**To do:**
Below are some entries. Output each one exactly as it appears.

□ □ □ □

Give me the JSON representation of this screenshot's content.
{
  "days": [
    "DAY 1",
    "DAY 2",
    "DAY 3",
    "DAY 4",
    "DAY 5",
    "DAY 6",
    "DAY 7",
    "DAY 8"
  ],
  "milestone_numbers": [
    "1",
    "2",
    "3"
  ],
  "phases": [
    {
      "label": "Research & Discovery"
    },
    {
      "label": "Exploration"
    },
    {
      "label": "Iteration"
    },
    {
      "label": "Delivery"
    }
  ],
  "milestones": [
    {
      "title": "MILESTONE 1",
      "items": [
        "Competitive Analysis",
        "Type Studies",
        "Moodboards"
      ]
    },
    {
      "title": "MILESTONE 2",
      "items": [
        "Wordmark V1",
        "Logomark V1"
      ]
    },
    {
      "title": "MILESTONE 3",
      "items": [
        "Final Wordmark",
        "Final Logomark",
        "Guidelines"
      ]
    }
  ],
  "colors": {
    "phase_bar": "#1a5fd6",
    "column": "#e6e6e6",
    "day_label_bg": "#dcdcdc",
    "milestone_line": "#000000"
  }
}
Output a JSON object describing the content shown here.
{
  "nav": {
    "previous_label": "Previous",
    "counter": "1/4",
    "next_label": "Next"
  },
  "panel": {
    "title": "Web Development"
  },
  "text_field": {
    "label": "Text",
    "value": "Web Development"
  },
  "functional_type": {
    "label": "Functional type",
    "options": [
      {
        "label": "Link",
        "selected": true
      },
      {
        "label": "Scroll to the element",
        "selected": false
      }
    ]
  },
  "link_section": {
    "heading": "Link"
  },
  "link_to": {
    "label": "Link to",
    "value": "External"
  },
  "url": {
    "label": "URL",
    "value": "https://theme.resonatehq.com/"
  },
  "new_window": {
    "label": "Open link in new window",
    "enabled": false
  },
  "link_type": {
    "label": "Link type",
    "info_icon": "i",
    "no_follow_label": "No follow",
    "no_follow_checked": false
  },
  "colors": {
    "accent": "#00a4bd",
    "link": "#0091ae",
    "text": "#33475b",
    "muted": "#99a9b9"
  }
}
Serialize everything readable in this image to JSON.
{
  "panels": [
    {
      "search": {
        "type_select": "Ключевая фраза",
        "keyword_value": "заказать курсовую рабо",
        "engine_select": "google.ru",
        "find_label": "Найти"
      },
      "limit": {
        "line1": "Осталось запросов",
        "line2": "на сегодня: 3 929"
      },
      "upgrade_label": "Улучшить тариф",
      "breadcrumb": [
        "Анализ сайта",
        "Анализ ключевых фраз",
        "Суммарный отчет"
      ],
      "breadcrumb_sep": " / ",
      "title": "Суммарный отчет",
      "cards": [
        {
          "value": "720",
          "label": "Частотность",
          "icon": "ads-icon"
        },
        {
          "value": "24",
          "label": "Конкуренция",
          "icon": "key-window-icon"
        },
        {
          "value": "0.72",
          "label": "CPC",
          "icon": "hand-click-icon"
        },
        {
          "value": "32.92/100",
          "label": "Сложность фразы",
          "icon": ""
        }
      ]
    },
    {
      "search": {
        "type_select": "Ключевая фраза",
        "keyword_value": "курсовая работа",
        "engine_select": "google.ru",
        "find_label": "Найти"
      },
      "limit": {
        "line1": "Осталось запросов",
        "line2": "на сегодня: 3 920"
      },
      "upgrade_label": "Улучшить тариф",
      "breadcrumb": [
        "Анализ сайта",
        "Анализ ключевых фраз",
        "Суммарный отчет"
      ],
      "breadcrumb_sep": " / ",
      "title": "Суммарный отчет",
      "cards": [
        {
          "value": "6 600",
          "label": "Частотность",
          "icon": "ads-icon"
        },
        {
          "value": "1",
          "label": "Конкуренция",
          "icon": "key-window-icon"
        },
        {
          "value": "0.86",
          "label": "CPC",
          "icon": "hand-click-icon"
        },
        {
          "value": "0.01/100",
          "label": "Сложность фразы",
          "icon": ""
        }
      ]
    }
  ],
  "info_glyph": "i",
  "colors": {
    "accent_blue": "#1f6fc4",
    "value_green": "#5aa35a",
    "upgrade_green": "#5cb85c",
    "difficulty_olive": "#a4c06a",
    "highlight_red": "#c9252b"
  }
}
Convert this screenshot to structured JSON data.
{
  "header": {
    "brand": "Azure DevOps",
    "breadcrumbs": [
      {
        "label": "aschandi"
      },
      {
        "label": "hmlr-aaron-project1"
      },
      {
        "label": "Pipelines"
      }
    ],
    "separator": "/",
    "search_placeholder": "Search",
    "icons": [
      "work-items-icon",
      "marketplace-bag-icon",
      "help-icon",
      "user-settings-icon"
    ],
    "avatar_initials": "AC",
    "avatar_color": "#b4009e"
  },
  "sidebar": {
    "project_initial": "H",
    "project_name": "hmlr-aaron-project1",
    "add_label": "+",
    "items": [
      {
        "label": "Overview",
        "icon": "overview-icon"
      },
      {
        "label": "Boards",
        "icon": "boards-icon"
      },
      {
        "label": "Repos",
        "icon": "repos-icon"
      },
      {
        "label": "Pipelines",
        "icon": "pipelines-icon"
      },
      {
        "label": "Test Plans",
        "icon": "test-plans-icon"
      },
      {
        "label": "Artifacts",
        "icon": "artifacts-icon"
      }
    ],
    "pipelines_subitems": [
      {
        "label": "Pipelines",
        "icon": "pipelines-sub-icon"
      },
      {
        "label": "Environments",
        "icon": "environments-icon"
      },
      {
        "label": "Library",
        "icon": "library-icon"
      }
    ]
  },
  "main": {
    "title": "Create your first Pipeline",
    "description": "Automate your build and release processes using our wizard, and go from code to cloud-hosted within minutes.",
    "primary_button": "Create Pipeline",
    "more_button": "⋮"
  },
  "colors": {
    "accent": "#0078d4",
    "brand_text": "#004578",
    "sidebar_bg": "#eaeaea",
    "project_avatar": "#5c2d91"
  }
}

□ □ □ □

**Correct response:**
Give me the JSON representation of this screenshot's content.
{
  "days": [
    "DAY 1",
    "DAY 2",
    "DAY 3",
    "DAY 4",
    "DAY 5",
    "DAY 6",
    "DAY 7",
    "DAY 8"
  ],
  "milestone_numbers": [
    "1",
    "2",
    "3"
  ],
  "phases": [
    {
      "label": "Research & Discovery"
    },
    {
      "label": "Exploration"
    },
    {
      "label": "Iteration"
    },
    {
      "label": "Delivery"
    }
  ],
  "milestones": [
    {
      "title": "MILESTONE 1",
      "items": [
        "Competitive Analysis",
        "Type Studies",
        "Moodboards"
      ]
    },
    {
      "title": "MILESTONE 2",
      "items": [
        "Wordmark V1",
        "Logomark V1"
      ]
    },
    {
      "title": "MILESTONE 3",
      "items": [
        "Final Wordmark",
        "Final Logomark",
        "Guidelines"
      ]
    }
  ],
  "colors": {
    "phase_bar": "#1a5fd6",
    "column": "#e6e6e6",
    "day_label_bg": "#dcdcdc",
    "milestone_line": "#000000"
  }
}
Output a JSON object describing the content shown here.
{
  "nav": {
    "previous_label": "Previous",
    "counter": "1/4",
    "next_label": "Next"
  },
  "panel": {
    "title": "Web Development"
  },
  "text_field": {
    "label": "Text",
    "value": "Web Development"
  },
  "functional_type": {
    "label": "Functional type",
    "options": [
      {
        "label": "Link",
        "selected": true
      },
      {
        "label": "Scroll to the element",
        "selected": false
      }
    ]
  },
  "link_section": {
    "heading": "Link"
  },
  "link_to": {
    "label": "Link to",
    "value": "External"
  },
  "url": {
    "label": "URL",
    "value": "https://theme.resonatehq.com/"
  },
  "new_window": {
    "label": "Open link in new window",
    "enabled": false
  },
  "link_type": {
    "label": "Link type",
    "info_icon": "i",
    "no_follow_label": "No follow",
    "no_follow_checked": false
  },
  "colors": {
    "accent": "#00a4bd",
    "link": "#0091ae",
    "text": "#33475b",
    "muted": "#99a9b9"
  }
}
Serialize everything readable in this image to JSON.
{
  "panels": [
    {
      "search": {
        "type_select": "Ключевая фраза",
        "keyword_value": "заказать курсовую рабо",
        "engine_select": "google.ru",
        "find_label": "Найти"
      },
      "limit": {
        "line1": "Осталось запросов",
        "line2": "на сегодня: 3 929"
      },
      "upgrade_label": "Улучшить тариф",
      "breadcrumb": [
        "Анализ сайта",
        "Анализ ключевых фраз",
        "Суммарный отчет"
      ],
      "breadcrumb_sep": " / ",
      "title": "Суммарный отчет",
      "cards": [
        {
          "value": "720",
          "label": "Частотность",
          "icon": "ads-icon"
        },
        {
          "value": "24",
          "label": "Конкуренция",
          "icon": "key-window-icon"
        },
        {
          "value": "0.72",
          "label": "CPC",
          "icon": "hand-click-icon"
        },
        {
          "value": "32.92/100",
          "label": "Сложность фразы",
          "icon": ""
        }
      ]
    },
    {
      "search": {
        "type_select": "Ключевая фраза",
        "keyword_value": "курсовая работа",
        "engine_select": "google.ru",
        "find_label": "Найти"
      },
      "limit": {
        "line1": "Осталось запросов",
        "line2": "на сегодня: 3 920"
      },
      "upgrade_label": "Улучшить тариф",
      "breadcrumb": [
        "Анализ сайта",
        "Анализ ключевых фраз",
        "Суммарный отчет"
      ],
      "breadcrumb_sep": " / ",
      "title": "Суммарный отчет",
      "cards": [
        {
          "value": "6 600",
          "label": "Частотность",
          "icon": "ads-icon"
        },
        {
          "value": "1",
          "label": "Конкуренция",
          "icon": "key-window-icon"
        },
        {
          "value": "0.86",
          "label": "CPC",
          "icon": "hand-click-icon"
        },
        {
          "value": "0.01/100",
          "label": "Сложность фразы",
          "icon": ""
        }
      ]
    }
  ],
  "info_glyph": "i",
  "colors": {
    "accent_blue": "#1f6fc4",
    "value_green": "#5aa35a",
    "upgrade_green": "#5cb85c",
    "difficulty_olive": "#a4c06a",
    "highlight_red": "#c9252b"
  }
}
Convert this screenshot to structured JSON data.
{
  "header": {
    "brand": "Azure DevOps",
    "breadcrumbs": [
      {
        "label": "aschandi"
      },
      {
        "label": "hmlr-aaron-project1"
      },
      {
        "label": "Pipelines"
      }
    ],
    "separator": "/",
    "search_placeholder": "Search",
    "icons": [
      "work-items-icon",
      "marketplace-bag-icon",
      "help-icon",
      "user-settings-icon"
    ],
    "avatar_initials": "AC",
    "avatar_color": "#b4009e"
  },
  "sidebar": {
    "project_initial": "H",
    "project_name": "hmlr-aaron-project1",
    "add_label": "+",
    "items": [
      {
        "label": "Overview",
        "icon": "overview-icon"
      },
      {
        "label": "Boards",
        "icon": "boards-icon"
      },
      {
        "label": "Repos",
        "icon": "repos-icon"
      },
      {
        "label": "Pipelines",
        "icon": "pipelines-icon"
      },
      {
        "label": "Test Plans",
        "icon": "test-plans-icon"
      },
      {
        "label": "Artifacts",
        "icon": "artifacts-icon"
      }
    ],
    "pipelines_subitems": [
      {
        "label": "Pipelines",
        "icon": "pipelines-sub-icon"
      },
      {
        "label": "Environments",
        "icon": "environments-icon"
      },
      {
        "label": "Library",
        "icon": "library-icon"
      }
    ]
  },
  "main": {
    "title": "Create your first Pipeline",
    "description": "Automate your build and release processes using our wizard, and go from code to cloud-hosted within minutes.",
    "primary_button": "Create Pipeline",
    "more_button": "⋮"
  },
  "colors": {
    "accent": "#0078d4",
    "brand_text": "#004578",
    "sidebar_bg": "#eaeaea",
    "project_avatar": "#5c2d91"
  }
}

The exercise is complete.